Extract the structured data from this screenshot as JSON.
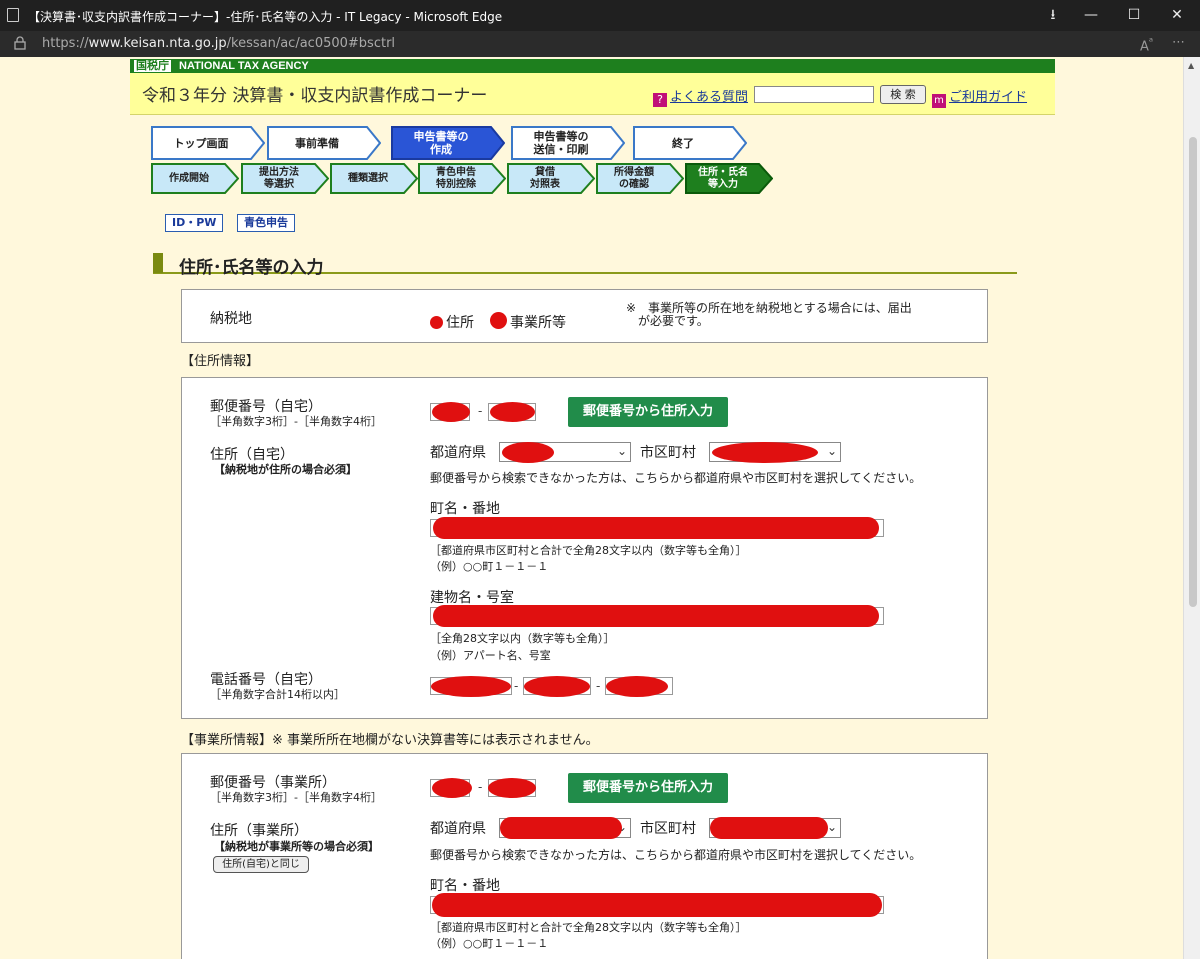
{
  "window": {
    "title": "【決算書･収支内訳書作成コーナー】-住所･氏名等の入力 - IT Legacy - Microsoft Edge"
  },
  "address": {
    "scheme": "https://",
    "host": "www.keisan.nta.go.jp",
    "path": "/kessan/ac/ac0500#bsctrl"
  },
  "header": {
    "agency_kanji": "国税庁",
    "agency": "NATIONAL TAX AGENCY",
    "corner_title": "令和３年分 決算書・収支内訳書作成コーナー",
    "faq": "よくある質問",
    "search_button": "検 索",
    "guide": "ご利用ガイド",
    "search_value": ""
  },
  "steps": [
    "トップ画面",
    "事前準備",
    "申告書等の\n作成",
    "申告書等の\n送信・印刷",
    "終了"
  ],
  "substeps": [
    "作成開始",
    "提出方法\n等選択",
    "種類選択",
    "青色申告\n特別控除",
    "貸借\n対照表",
    "所得金額\nの確認",
    "住所・氏名\n等入力"
  ],
  "tags": [
    "ID・PW",
    "青色申告"
  ],
  "section_title": "住所･氏名等の入力",
  "tax_place": {
    "label": "納税地",
    "opt1": "住所",
    "opt2": "事業所等",
    "note": "※　事業所等の所在地を納税地とする場合には、届出\n　が必要です。"
  },
  "home": {
    "heading": "【住所情報】",
    "postal_label": "郵便番号（自宅）",
    "postal_note": "［半角数字3桁］-［半角数字4桁］",
    "postal_button": "郵便番号から住所入力",
    "address_label": "住所（自宅）",
    "address_note": "【納税地が住所の場合必須】",
    "pref_label": "都道府県",
    "city_label": "市区町村",
    "search_note": "郵便番号から検索できなかった方は、こちらから都道府県や市区町村を選択してください。",
    "town_label": "町名・番地",
    "town_note1": "［都道府県市区町村と合計で全角28文字以内（数字等も全角）］",
    "town_note2": "（例）○○町１－１－１",
    "bldg_label": "建物名・号室",
    "bldg_note1": "［全角28文字以内（数字等も全角）］",
    "bldg_note2": "（例）アパート名、号室",
    "phone_label": "電話番号（自宅）",
    "phone_note": "［半角数字合計14桁以内］"
  },
  "office": {
    "heading": "【事業所情報】※ 事業所所在地欄がない決算書等には表示されません。",
    "postal_label": "郵便番号（事業所）",
    "postal_note": "［半角数字3桁］-［半角数字4桁］",
    "postal_button": "郵便番号から住所入力",
    "address_label": "住所（事業所）",
    "address_note": "【納税地が事業所等の場合必須】",
    "same_button": "住所(自宅)と同じ",
    "pref_label": "都道府県",
    "city_label": "市区町村",
    "search_note": "郵便番号から検索できなかった方は、こちらから都道府県や市区町村を選択してください。",
    "town_label": "町名・番地",
    "town_note1": "［都道府県市区町村と合計で全角28文字以内（数字等も全角）］",
    "town_note2": "（例）○○町１－１－１"
  },
  "colors": {
    "nta_green": "#1e7f1e",
    "header_yellow": "#ffff99",
    "button_green": "#218c4a",
    "redaction": "#e01010",
    "active_step": "#2a55d6"
  }
}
___
Task directions
Give the number of lines that hold the word "氏名等の入力" in these records, with nothing added.

Exercise response
2